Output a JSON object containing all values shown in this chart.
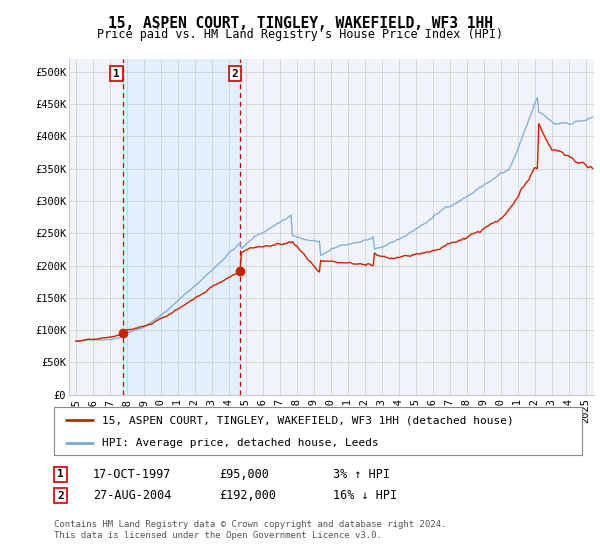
{
  "title": "15, ASPEN COURT, TINGLEY, WAKEFIELD, WF3 1HH",
  "subtitle": "Price paid vs. HM Land Registry's House Price Index (HPI)",
  "ylabel_ticks": [
    "£0",
    "£50K",
    "£100K",
    "£150K",
    "£200K",
    "£250K",
    "£300K",
    "£350K",
    "£400K",
    "£450K",
    "£500K"
  ],
  "ytick_values": [
    0,
    50000,
    100000,
    150000,
    200000,
    250000,
    300000,
    350000,
    400000,
    450000,
    500000
  ],
  "ylim": [
    0,
    520000
  ],
  "xlim_start": 1994.6,
  "xlim_end": 2025.5,
  "sale1_year": 1997.8,
  "sale1_price": 95000,
  "sale2_year": 2004.65,
  "sale2_price": 192000,
  "shade_color": "#ddeeff",
  "vline_color": "#cc0000",
  "hpi_line_color": "#7aaad0",
  "price_line_color": "#cc2200",
  "marker_color": "#cc2200",
  "legend_entry1": "15, ASPEN COURT, TINGLEY, WAKEFIELD, WF3 1HH (detached house)",
  "legend_entry2": "HPI: Average price, detached house, Leeds",
  "annot1_date": "17-OCT-1997",
  "annot1_price": "£95,000",
  "annot1_hpi": "3% ↑ HPI",
  "annot2_date": "27-AUG-2004",
  "annot2_price": "£192,000",
  "annot2_hpi": "16% ↓ HPI",
  "footer": "Contains HM Land Registry data © Crown copyright and database right 2024.\nThis data is licensed under the Open Government Licence v3.0.",
  "bg_color": "#ffffff",
  "grid_color": "#cccccc",
  "title_fontsize": 10.5,
  "subtitle_fontsize": 8.5,
  "tick_fontsize": 7.5,
  "legend_fontsize": 8,
  "annot_fontsize": 8.5,
  "footer_fontsize": 6.5
}
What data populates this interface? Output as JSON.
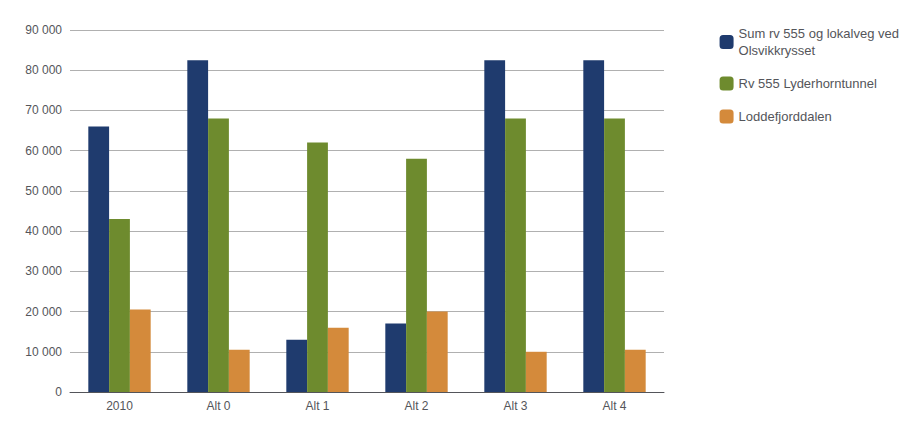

What needs to be done -
Retype each line of the listing above word for word. Exclude the pictures.

Response to the task -
Output a JSON object containing all values shown in this chart.
{
  "title": "15, ASPEN COURT, TINGLEY, WAKEFIELD, WF3 1HH",
  "subtitle": "Price paid vs. HM Land Registry's House Price Index (HPI)",
  "ylabel_ticks": [
    "£0",
    "£50K",
    "£100K",
    "£150K",
    "£200K",
    "£250K",
    "£300K",
    "£350K",
    "£400K",
    "£450K",
    "£500K"
  ],
  "ytick_values": [
    0,
    50000,
    100000,
    150000,
    200000,
    250000,
    300000,
    350000,
    400000,
    450000,
    500000
  ],
  "ylim": [
    0,
    520000
  ],
  "xlim_start": 1994.6,
  "xlim_end": 2025.5,
  "sale1_year": 1997.8,
  "sale1_price": 95000,
  "sale2_year": 2004.65,
  "sale2_price": 192000,
  "shade_color": "#ddeeff",
  "vline_color": "#cc0000",
  "hpi_line_color": "#7aaad0",
  "price_line_color": "#cc2200",
  "marker_color": "#cc2200",
  "legend_entry1": "15, ASPEN COURT, TINGLEY, WAKEFIELD, WF3 1HH (detached house)",
  "legend_entry2": "HPI: Average price, detached house, Leeds",
  "annot1_date": "17-OCT-1997",
  "annot1_price": "£95,000",
  "annot1_hpi": "3% ↑ HPI",
  "annot2_date": "27-AUG-2004",
  "annot2_price": "£192,000",
  "annot2_hpi": "16% ↓ HPI",
  "footer": "Contains HM Land Registry data © Crown copyright and database right 2024.\nThis data is licensed under the Open Government Licence v3.0.",
  "bg_color": "#ffffff",
  "grid_color": "#cccccc",
  "title_fontsize": 10.5,
  "subtitle_fontsize": 8.5,
  "tick_fontsize": 7.5,
  "legend_fontsize": 8,
  "annot_fontsize": 8.5,
  "footer_fontsize": 6.5
}
What data populates this interface? Output as JSON.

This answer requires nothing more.